| TEXT EXCERPT |
☆ ☆ ☆ ☆
# What is wrong with my betta?



## taz81 (Jul 13, 2009)

He's got this bloated look going, like he's carrying a sack of who knows what just at his front lower fins. I don't remember seeing it before today, but I'm not the observant type so who knows. What I have noticed though is that he is acting more aggressive to the other fish, chasing them off and whatnot, no maiming though. Any ideas anyone?


----------



## amphirion (Nov 13, 2008)

check his appetite. is he eating well?
could be bloat. watch out for the pinecone effect.

the whole hyperaggressive thing might just be a phase characteristic and not necessarily related to the bloating.


----------



## taz81 (Jul 13, 2009)

Is "bloat" a disease or what? What do I do? I usually only feed once a day, when I turn on the lights, and he knows to come up for food...otherwise its sorta hard to get his attention...:\


----------



## Riverboa (Jun 26, 2007)

I used to keep a lot of bettas, from my experience it looks like your betta is constipated. Constipation itself is not a disease, however as indicated by amphirion, if not treated it could lead to other diseases that are deadly.

Treatment is relatively simple, stop feeding the food that you have been giving the betta. Boiled some pea (remove the shell) and feed this to the betta - this should help with the constipation. Keep this up until the bloating disappear.

Here are some sites that have more information. 
http://www.petfish.net/articles/Bettas/constipation.php
http://bettysplendens.com/articles/page.imp?articleid=930

Good luck and keep us updated on your betta.
☆ ☆ ☆ ☆
| Document layout analysis records |

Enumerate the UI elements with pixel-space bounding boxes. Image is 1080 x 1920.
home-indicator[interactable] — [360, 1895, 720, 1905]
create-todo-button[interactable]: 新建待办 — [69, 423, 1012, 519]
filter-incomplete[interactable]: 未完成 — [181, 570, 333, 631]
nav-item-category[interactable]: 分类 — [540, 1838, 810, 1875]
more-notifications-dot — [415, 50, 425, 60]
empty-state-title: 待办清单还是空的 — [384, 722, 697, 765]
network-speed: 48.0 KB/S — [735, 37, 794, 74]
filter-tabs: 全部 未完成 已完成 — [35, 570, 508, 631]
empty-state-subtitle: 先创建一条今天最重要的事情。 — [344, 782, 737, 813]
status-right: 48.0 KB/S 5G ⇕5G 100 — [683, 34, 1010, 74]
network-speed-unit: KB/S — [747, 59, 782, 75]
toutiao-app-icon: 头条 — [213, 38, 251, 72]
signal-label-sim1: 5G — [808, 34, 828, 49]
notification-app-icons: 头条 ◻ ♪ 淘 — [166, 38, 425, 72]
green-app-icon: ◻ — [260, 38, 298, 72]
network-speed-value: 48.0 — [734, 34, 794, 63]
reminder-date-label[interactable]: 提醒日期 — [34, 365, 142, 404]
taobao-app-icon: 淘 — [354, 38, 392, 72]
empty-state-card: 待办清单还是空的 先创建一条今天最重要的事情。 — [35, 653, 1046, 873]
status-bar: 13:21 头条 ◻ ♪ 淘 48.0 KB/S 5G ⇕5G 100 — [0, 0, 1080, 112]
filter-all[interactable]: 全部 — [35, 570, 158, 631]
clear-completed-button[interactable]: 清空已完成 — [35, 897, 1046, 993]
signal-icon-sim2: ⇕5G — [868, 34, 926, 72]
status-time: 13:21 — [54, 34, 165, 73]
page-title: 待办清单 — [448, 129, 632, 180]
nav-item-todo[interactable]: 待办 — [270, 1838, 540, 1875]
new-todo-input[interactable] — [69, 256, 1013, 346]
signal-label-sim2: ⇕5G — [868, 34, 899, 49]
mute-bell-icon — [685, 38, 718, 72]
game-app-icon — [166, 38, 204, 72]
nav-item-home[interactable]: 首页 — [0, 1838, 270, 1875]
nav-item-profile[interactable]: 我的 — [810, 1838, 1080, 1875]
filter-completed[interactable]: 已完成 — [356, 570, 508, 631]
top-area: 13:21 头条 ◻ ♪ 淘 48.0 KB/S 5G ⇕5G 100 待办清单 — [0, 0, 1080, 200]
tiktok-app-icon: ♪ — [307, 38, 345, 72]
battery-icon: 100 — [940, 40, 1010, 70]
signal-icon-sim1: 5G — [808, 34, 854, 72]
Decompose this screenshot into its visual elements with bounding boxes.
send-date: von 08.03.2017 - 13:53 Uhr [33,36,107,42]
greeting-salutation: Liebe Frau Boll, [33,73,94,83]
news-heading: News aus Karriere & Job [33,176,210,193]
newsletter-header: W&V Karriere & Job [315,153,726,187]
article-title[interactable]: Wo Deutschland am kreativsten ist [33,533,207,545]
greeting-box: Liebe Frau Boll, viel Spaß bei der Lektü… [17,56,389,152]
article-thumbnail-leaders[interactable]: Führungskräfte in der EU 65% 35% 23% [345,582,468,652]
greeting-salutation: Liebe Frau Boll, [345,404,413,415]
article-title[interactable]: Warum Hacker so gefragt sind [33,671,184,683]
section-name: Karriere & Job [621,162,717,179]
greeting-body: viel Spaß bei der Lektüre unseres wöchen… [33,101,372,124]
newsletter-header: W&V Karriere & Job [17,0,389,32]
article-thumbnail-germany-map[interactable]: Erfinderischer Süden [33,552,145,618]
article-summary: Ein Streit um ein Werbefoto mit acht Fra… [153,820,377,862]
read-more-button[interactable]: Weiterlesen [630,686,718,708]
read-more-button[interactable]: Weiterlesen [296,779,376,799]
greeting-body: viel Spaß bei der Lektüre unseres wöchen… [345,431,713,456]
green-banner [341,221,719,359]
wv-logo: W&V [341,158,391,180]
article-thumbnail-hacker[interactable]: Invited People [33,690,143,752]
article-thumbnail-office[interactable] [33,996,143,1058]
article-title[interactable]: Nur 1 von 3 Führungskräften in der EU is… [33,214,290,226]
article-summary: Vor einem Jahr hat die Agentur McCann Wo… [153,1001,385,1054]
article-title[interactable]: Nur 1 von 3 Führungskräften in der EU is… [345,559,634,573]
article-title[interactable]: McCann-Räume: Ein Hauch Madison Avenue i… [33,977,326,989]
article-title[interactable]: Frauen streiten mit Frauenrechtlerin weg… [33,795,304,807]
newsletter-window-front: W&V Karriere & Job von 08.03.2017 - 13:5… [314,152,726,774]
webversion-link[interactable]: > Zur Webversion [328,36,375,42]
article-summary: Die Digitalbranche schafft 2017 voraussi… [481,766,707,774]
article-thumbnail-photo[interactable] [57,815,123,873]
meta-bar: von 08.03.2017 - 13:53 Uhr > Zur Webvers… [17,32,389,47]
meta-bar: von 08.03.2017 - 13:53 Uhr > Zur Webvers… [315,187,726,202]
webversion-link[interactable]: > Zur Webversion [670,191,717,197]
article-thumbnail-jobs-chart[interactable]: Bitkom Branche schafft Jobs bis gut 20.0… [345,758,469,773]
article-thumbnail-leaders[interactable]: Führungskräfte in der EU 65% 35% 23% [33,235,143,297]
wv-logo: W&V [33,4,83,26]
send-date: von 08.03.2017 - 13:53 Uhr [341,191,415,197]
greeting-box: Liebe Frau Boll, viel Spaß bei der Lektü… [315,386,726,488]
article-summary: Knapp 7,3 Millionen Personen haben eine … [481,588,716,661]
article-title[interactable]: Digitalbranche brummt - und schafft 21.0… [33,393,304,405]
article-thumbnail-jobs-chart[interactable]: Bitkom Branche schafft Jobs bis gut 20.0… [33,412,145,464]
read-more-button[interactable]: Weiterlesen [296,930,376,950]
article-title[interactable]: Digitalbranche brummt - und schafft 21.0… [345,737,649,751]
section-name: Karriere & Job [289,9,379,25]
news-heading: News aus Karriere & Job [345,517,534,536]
☆ ☆ ☆ ☆
| EXERCISE INSTRUCTIONS |
Go on with the forum thread about the bloated betta from the point where it stops.

| YOUR RESPONSE |
----------



## taz81 (Jul 13, 2009)

Well I fed my tank some bloodworms a few hours before I noticed the bloating issue. But I didn't seem him eat any of them except maybe one. The rainbows kinda did their spazzy thing and zoomed all over the tank to eat them up, until I added some while their backs were turned and most made it down. But even then the betta only half looked at them, and went after maybe one. Today he is looking a litle better i think...that or its just me being hopeful.


----------



## mayanjungledog (May 25, 2009)

Hi taz81,
I had a similar situation with a 3+ year old female betta a few months ago. She all of a sudden appeared really bloated and I thought she was constipated too. I restricted food for a few days, then started the pea thing for another few days. That didn't help. I started her on some antibiotics (prescribed by a veterinarian) - enrofloxacin injections and metronidazole in the water. A sample was obtained from her belly and submitted to a lab for analysis. The final diagnosis was ascites, or her belly was filled with fluid presumably from organ failure (liver and/or kidney). We were able to keep her alive and happy for about 3 weeks after the diagnosis by removing fluid from her belly 2-3 times per week.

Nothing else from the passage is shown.